**** Excerpted records ****

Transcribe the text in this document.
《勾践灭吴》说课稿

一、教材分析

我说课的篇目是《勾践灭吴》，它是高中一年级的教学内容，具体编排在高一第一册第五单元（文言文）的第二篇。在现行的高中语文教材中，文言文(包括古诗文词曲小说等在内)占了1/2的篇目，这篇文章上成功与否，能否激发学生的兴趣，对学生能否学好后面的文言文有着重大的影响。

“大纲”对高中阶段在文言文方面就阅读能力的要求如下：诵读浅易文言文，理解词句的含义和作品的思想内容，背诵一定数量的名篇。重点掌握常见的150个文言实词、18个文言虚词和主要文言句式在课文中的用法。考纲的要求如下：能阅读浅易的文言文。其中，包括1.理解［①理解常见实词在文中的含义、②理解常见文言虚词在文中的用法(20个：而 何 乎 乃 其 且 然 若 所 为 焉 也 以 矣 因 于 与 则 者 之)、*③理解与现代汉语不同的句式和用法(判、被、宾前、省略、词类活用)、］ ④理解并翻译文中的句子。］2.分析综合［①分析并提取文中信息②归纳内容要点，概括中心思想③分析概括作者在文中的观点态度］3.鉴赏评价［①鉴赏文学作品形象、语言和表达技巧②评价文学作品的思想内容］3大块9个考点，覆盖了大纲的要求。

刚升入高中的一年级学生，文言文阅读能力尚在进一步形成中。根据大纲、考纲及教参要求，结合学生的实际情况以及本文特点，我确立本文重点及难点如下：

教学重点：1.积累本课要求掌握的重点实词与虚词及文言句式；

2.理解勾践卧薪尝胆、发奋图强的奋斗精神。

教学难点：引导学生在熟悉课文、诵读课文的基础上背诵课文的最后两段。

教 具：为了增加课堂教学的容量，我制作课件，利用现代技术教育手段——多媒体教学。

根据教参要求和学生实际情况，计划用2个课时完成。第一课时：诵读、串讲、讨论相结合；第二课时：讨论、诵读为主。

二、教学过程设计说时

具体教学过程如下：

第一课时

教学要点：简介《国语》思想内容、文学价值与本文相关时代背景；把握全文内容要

****

▶ _Stated problem_: Write out the data exactly as it stands.

▶ _Answer for this exercise_:
Transcribe the text in this document.
《勾践灭吴》说课稿

一、教材分析

我说课的篇目是《勾践灭吴》，它是高中一年级的教学内容，具体编排在高一第一册第五单元（文言文）的第二篇。在现行的高中语文教材中，文言文(包括古诗文词曲小说等在内)占了1/2的篇目，这篇文章上成功与否，能否激发学生的兴趣，对学生能否学好后面的文言文有着重大的影响。

“大纲”对高中阶段在文言文方面就阅读能力的要求如下：诵读浅易文言文，理解词句的含义和作品的思想内容，背诵一定数量的名篇。重点掌握常见的150个文言实词、18个文言虚词和主要文言句式在课文中的用法。考纲的要求如下：能阅读浅易的文言文。其中，包括1.理解［①理解常见实词在文中的含义、②理解常见文言虚词在文中的用法(20个：而 何 乎 乃 其 且 然 若 所 为 焉 也 以 矣 因 于 与 则 者 之)、*③理解与现代汉语不同的句式和用法(判、被、宾前、省略、词类活用)、］ ④理解并翻译文中的句子。］2.分析综合［①分析并提取文中信息②归纳内容要点，概括中心思想③分析概括作者在文中的观点态度］3.鉴赏评价［①鉴赏文学作品形象、语言和表达技巧②评价文学作品的思想内容］3大块9个考点，覆盖了大纲的要求。

刚升入高中的一年级学生，文言文阅读能力尚在进一步形成中。根据大纲、考纲及教参要求，结合学生的实际情况以及本文特点，我确立本文重点及难点如下：

教学重点：1.积累本课要求掌握的重点实词与虚词及文言句式；

2.理解勾践卧薪尝胆、发奋图强的奋斗精神。

教学难点：引导学生在熟悉课文、诵读课文的基础上背诵课文的最后两段。

教 具：为了增加课堂教学的容量，我制作课件，利用现代技术教育手段——多媒体教学。

根据教参要求和学生实际情况，计划用2个课时完成。第一课时：诵读、串讲、讨论相结合；第二课时：讨论、诵读为主。

二、教学过程设计说时

具体教学过程如下：

第一课时

教学要点：简介《国语》思想内容、文学价值与本文相关时代背景；把握全文内容要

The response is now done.